Problem details:
Give only the number of lines in the records below that contain the word "gramos".

Supplied information:
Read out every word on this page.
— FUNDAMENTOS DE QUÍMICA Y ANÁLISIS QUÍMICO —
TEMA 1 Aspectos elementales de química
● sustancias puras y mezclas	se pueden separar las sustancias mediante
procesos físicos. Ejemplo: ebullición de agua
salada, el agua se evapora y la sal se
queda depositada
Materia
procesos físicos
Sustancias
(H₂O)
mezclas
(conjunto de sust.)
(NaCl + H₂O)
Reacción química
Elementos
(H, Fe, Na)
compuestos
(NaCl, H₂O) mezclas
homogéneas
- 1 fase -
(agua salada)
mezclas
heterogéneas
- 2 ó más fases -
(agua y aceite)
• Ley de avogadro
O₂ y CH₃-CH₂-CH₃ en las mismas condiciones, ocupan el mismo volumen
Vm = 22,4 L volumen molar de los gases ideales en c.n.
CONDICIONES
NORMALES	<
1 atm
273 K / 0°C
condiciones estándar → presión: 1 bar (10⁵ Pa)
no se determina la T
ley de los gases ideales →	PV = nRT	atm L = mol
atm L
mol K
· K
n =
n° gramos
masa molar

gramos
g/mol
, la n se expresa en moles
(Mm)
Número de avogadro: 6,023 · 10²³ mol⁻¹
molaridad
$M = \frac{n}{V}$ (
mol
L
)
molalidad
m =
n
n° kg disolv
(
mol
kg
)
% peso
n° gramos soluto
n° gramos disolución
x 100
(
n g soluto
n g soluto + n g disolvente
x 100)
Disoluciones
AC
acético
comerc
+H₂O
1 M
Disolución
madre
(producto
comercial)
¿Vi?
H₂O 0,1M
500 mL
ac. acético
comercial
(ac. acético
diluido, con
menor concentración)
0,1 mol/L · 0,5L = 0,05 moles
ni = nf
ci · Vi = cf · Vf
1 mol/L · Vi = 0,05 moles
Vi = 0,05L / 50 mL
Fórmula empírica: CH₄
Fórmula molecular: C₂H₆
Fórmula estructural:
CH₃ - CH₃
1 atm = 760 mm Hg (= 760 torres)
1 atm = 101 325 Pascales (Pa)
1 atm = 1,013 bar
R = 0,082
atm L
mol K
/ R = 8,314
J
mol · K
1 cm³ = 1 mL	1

Solution for this task:
4